[Annotated region listings]
★ ★ ★ ★

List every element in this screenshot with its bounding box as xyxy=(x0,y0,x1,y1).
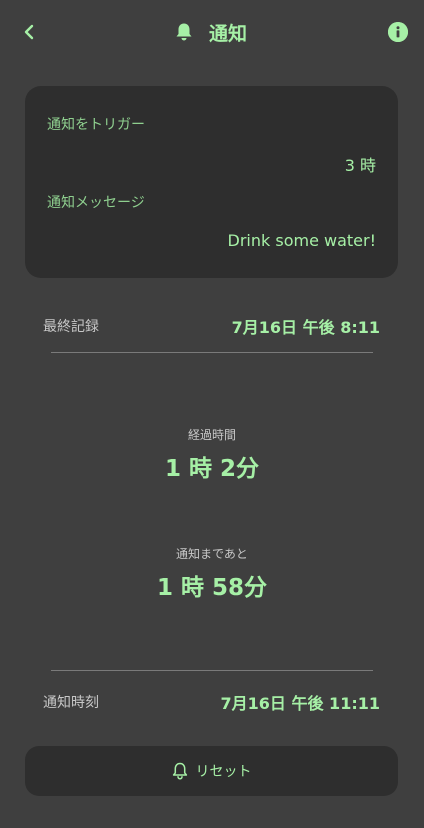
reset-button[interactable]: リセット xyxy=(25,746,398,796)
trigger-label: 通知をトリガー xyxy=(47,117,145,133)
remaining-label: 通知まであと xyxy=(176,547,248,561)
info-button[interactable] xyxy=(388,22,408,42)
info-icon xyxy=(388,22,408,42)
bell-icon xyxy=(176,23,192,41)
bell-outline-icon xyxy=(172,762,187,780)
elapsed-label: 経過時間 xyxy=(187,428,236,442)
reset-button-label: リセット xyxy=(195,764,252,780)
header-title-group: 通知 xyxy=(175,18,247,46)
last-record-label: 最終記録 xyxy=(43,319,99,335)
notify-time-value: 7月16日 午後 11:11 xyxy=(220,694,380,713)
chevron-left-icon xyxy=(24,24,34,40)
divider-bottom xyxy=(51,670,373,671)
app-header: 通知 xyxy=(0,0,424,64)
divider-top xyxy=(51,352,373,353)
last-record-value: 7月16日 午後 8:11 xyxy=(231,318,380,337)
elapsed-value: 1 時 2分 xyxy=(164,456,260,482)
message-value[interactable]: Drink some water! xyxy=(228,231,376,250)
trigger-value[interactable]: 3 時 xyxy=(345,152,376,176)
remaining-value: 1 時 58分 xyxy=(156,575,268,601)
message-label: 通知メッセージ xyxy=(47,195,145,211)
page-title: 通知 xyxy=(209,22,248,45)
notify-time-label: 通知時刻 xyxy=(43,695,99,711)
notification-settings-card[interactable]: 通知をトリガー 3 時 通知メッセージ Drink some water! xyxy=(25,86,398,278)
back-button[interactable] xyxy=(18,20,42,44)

★ ★ ★ ★

■ Given instruction
Rewrite every line of the records as a numbered list, skipping any blank lines and omitting the pictures.

■ Full answer
1. List every element in this screenshot with its bounding box as xyxy=(x0,y0,x1,y1).
2. reset-button[interactable]: リセット xyxy=(25,746,398,796)
3. trigger-label: 通知をトリガー xyxy=(47,117,145,133)
4. remaining-label: 通知まであと xyxy=(176,547,248,561)
5. info-button[interactable] xyxy=(388,22,408,42)
6. info-icon xyxy=(388,22,408,42)
7. bell-icon xyxy=(176,23,192,41)
8. bell-outline-icon xyxy=(172,762,187,780)
9. elapsed-label: 経過時間 xyxy=(187,428,236,442)
10. reset-button-label: リセット xyxy=(195,764,252,780)
11. header-title-group: 通知 xyxy=(175,18,247,46)
12. last-record-label: 最終記録 xyxy=(43,319,99,335)
13. notify-time-value: 7月16日 午後 11:11 xyxy=(220,694,380,713)
14. chevron-left-icon xyxy=(24,24,34,40)
15. divider-bottom xyxy=(51,670,373,671)
16. app-header: 通知 xyxy=(0,0,424,64)
17. divider-top xyxy=(51,352,373,353)
18. last-record-value: 7月16日 午後 8:11 xyxy=(231,318,380,337)
19. elapsed-value: 1 時 2分 xyxy=(164,456,260,482)
20. message-value[interactable]: Drink some water! xyxy=(228,231,376,250)
21. trigger-value[interactable]: 3 時 xyxy=(345,152,376,176)
22. remaining-value: 1 時 58分 xyxy=(156,575,268,601)
23. message-label: 通知メッセージ xyxy=(47,195,145,211)
24. page-title: 通知 xyxy=(209,22,248,45)
25. notify-time-label: 通知時刻 xyxy=(43,695,99,711)
26. notification-settings-card[interactable]: 通知をトリガー 3 時 通知メッセージ Drink some water! xyxy=(25,86,398,278)
27. back-button[interactable] xyxy=(18,20,42,44)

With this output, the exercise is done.